**GIVEN EXERCISE**
In the passage on optimism:
(a) Which two sports leagues or divisions did Seligman and fellow researchers study in the 1980s?
(b) How much did the Hamburger Sportsverein invest in new players at the beginning of the last season?
(c) After his initial work with which animals did Seligman never return to animal experiments?

**DOCUMENT**

>> Begin

Don’t underestimate the importance of optimism; it can be the ingredient you need to make your life a success. In the 1980s Seligman and fellow researchers studied the relationship of explanatory style and winning in the American Baseball League and the National Basketball Association’s Atlantic Division. The findings really made me sit up: They showed that a team would reliably enjoy greater success in the new season if the players’ and coaches’ statements were optimistic in the face of defeat in the previous one. Further, the optimism scores of individual players, coaches and the team taken together predicted success and failure more readily than did their talent and quality. The optimistic teams were able to bounce back from losing, performed better under pressure, and more readily won down the track.6
My partner is a soccer enthusiast, to put it mildly. At the moment, his home team the Hamburger Sportsverein, for whom he had played in his youth, is perilously close to descend into Germany’s second league for the third year in a row. The team has had some 8 coaches in this time. At the beginning of the last season HSV invested 34 million Euros in new players, yet it arrived pretty much at the same place on the ladder. My Honey, of course, is bursting with ideas and approaches that could ensure the HSV’s steady ascent up the German Soccer League. I cannot help but think that the one investment they need to make is to learn how to be optimists. It’s the key that can unlock ascent, also for us as individuals.
x Please note that Seligman was very uncomfortable with conducting animal experiments, and after his initial work with dogs never returned to the practice. My own conviction led me to actively campaign against animal experiments in my younger years, and I have not changed my mind. However, I need to tell the story as it is.

>> End

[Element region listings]
>> Begin

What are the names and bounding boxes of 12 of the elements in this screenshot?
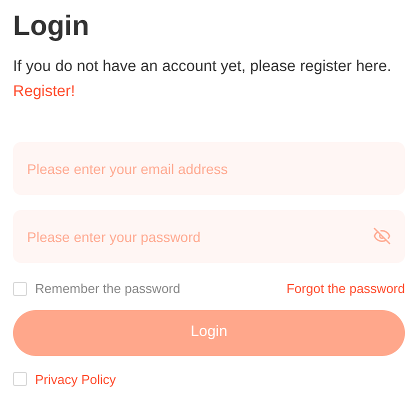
register-link[interactable]: Register! [13,81,76,103]
email-field[interactable]: Please enter your email address [13,142,405,195]
checkbox[interactable] [13,372,27,386]
forgot-password-link[interactable]: Forgot the password [286,279,405,298]
remember-label: Remember the password [35,280,180,298]
password-field[interactable]: Please enter your password [13,210,405,263]
eye-off-icon[interactable] [373,227,391,245]
login-button[interactable]: Login [13,310,405,356]
checkbox[interactable] [13,282,27,296]
privacy-policy-link[interactable]: Privacy Policy [35,370,116,389]
page-title: Login [13,9,90,43]
intro-text: If you do not have an account yet, please register here. [13,57,392,77]
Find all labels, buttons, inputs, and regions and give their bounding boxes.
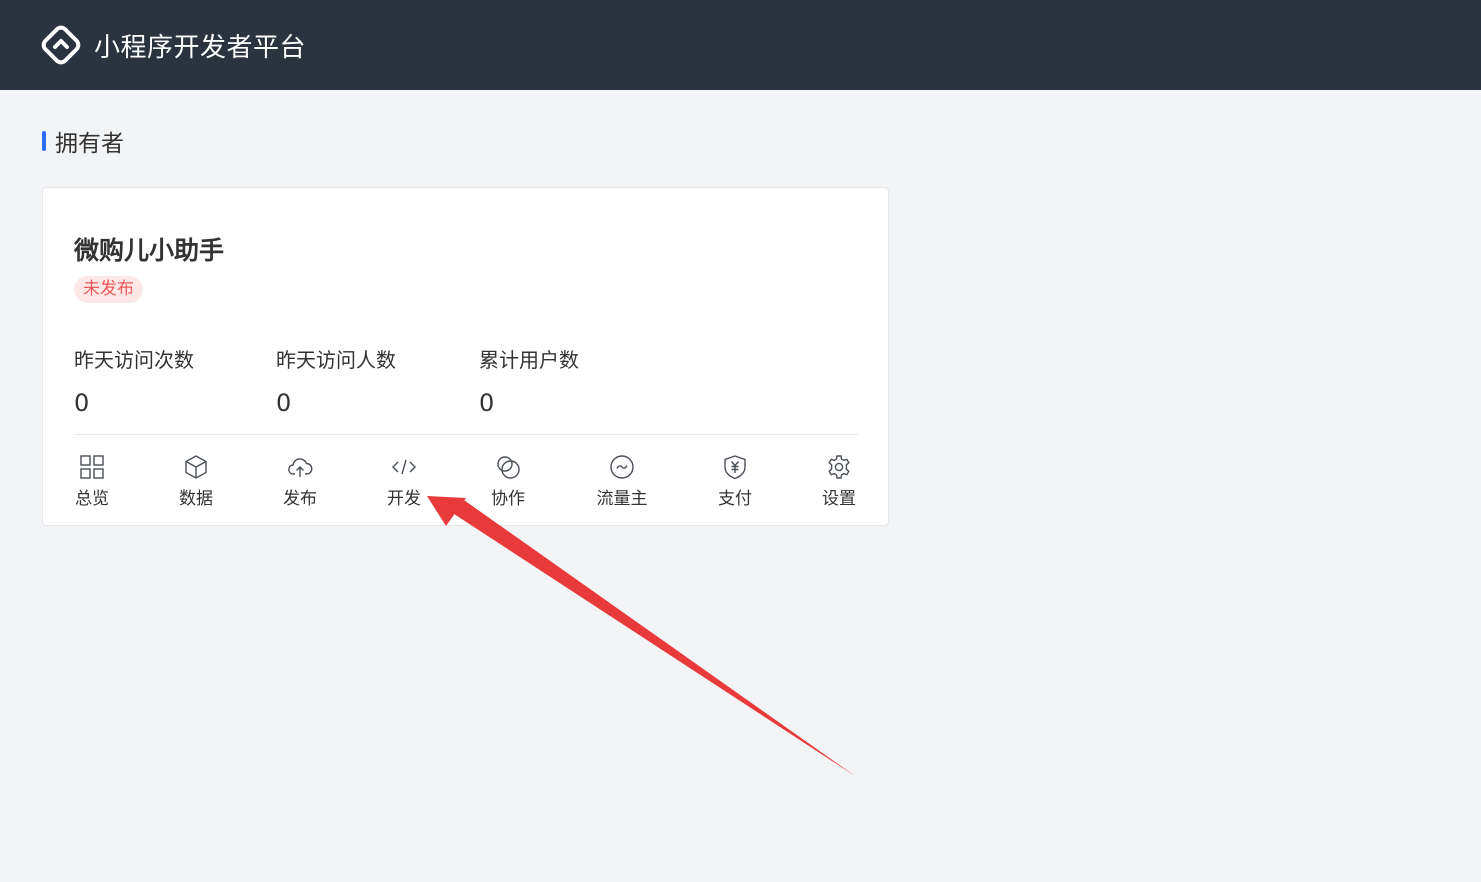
section-title: 拥有者 — [42, 124, 124, 158]
gear-icon — [828, 455, 850, 479]
stat-visits: 昨天访问次数 0 — [74, 344, 194, 417]
nav-data[interactable]: 数据 — [156, 454, 236, 509]
nav-label: 协作 — [491, 489, 525, 509]
stat-value: 0 — [479, 389, 495, 417]
nav-label: 数据 — [179, 489, 213, 509]
card-divider — [74, 434, 858, 435]
nav-label: 流量主 — [596, 489, 648, 509]
nav-label: 设置 — [822, 489, 856, 509]
nav-overview[interactable]: 总览 — [52, 454, 132, 509]
code-icon — [392, 459, 416, 475]
miniprogram-name[interactable]: 微购儿小助手 — [74, 231, 224, 267]
section-title-text: 拥有者 — [55, 131, 124, 157]
platform-logo-icon — [40, 24, 82, 66]
nav-collaborate[interactable]: 协作 — [468, 454, 548, 509]
top-bar: 小程序开发者平台 — [0, 0, 1481, 90]
stat-value: 0 — [74, 389, 90, 417]
nav-label: 开发 — [387, 489, 421, 509]
stat-label: 昨天访问次数 — [74, 348, 194, 372]
nav-publish[interactable]: 发布 — [260, 454, 340, 509]
nav-label: 发布 — [283, 489, 317, 509]
status-badge: 未发布 — [74, 276, 143, 303]
grid-icon — [80, 455, 104, 479]
nav-develop[interactable]: 开发 — [364, 454, 444, 509]
overlap-circles-icon — [497, 456, 520, 479]
nav-traffic[interactable]: 流量主 — [582, 454, 662, 509]
stat-label: 昨天访问人数 — [276, 348, 396, 372]
cloud-upload-icon — [288, 458, 313, 477]
yuan-shield-icon — [724, 455, 746, 480]
section-accent-bar — [42, 131, 46, 151]
stat-label: 累计用户数 — [479, 348, 579, 372]
nav-settings[interactable]: 设置 — [799, 454, 879, 509]
miniprogram-card[interactable]: 微购儿小助手 未发布 昨天访问次数 0 昨天访问人数 0 累计用户数 0 总览 … — [42, 187, 889, 526]
wave-circle-icon — [610, 455, 634, 479]
stat-visitors: 昨天访问人数 0 — [276, 344, 396, 417]
nav-label: 支付 — [718, 489, 752, 509]
stat-value: 0 — [276, 389, 292, 417]
nav-label: 总览 — [75, 489, 109, 509]
stat-total-users: 累计用户数 0 — [479, 344, 579, 417]
nav-payment[interactable]: 支付 — [695, 454, 775, 509]
cube-icon — [185, 455, 207, 479]
app-title: 小程序开发者平台 — [94, 32, 307, 63]
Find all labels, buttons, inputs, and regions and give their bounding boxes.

>> End

**FULL RESPONSE**
(a) The American Baseball League and the National Basketball Association’s Atlantic Division
(b) 34 million Euros
(c) Dogs